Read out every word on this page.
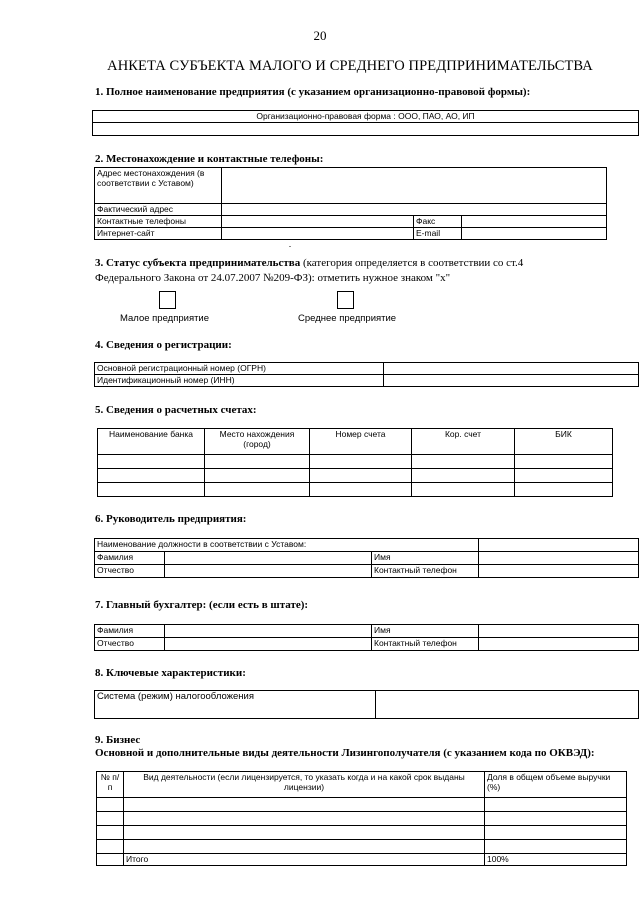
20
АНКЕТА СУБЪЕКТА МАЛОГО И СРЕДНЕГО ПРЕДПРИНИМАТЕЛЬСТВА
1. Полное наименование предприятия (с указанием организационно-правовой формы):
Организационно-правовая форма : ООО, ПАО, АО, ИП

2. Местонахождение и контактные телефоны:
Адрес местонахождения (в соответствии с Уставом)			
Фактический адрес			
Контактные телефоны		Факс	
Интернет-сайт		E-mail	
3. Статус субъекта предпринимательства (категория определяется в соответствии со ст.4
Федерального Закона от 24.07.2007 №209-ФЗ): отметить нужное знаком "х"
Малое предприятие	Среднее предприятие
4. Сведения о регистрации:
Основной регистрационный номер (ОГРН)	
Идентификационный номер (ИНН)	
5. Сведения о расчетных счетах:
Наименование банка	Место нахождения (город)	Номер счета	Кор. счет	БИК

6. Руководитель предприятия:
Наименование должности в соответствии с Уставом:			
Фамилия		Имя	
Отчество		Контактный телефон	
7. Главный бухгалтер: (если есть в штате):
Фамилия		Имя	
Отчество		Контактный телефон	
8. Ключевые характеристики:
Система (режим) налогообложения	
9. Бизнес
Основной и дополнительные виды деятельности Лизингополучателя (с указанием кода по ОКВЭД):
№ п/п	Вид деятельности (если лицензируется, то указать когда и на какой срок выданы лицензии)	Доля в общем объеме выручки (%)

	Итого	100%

- - - -

Could you reproduce every record above exactly, leaving out the pictures?

(Problem solution):
Read out every word on this page.
20
АНКЕТА СУБЪЕКТА МАЛОГО И СРЕДНЕГО ПРЕДПРИНИМАТЕЛЬСТВА
1. Полное наименование предприятия (с указанием организационно-правовой формы):
Организационно-правовая форма : ООО, ПАО, АО, ИП

2. Местонахождение и контактные телефоны:
Адрес местонахождения (в соответствии с Уставом)			
Фактический адрес			
Контактные телефоны		Факс	
Интернет-сайт		E-mail	
3. Статус субъекта предпринимательства (категория определяется в соответствии со ст.4
Федерального Закона от 24.07.2007 №209-ФЗ): отметить нужное знаком "х"
Малое предприятие	Среднее предприятие
4. Сведения о регистрации:
Основной регистрационный номер (ОГРН)	
Идентификационный номер (ИНН)	
5. Сведения о расчетных счетах:
Наименование банка	Место нахождения (город)	Номер счета	Кор. счет	БИК

6. Руководитель предприятия:
Наименование должности в соответствии с Уставом:			
Фамилия		Имя	
Отчество		Контактный телефон	
7. Главный бухгалтер: (если есть в штате):
Фамилия		Имя	
Отчество		Контактный телефон	
8. Ключевые характеристики:
Система (режим) налогообложения	
9. Бизнес
Основной и дополнительные виды деятельности Лизингополучателя (с указанием кода по ОКВЭД):
№ п/п	Вид деятельности (если лицензируется, то указать когда и на какой срок выданы лицензии)	Доля в общем объеме выручки (%)

	Итого	100%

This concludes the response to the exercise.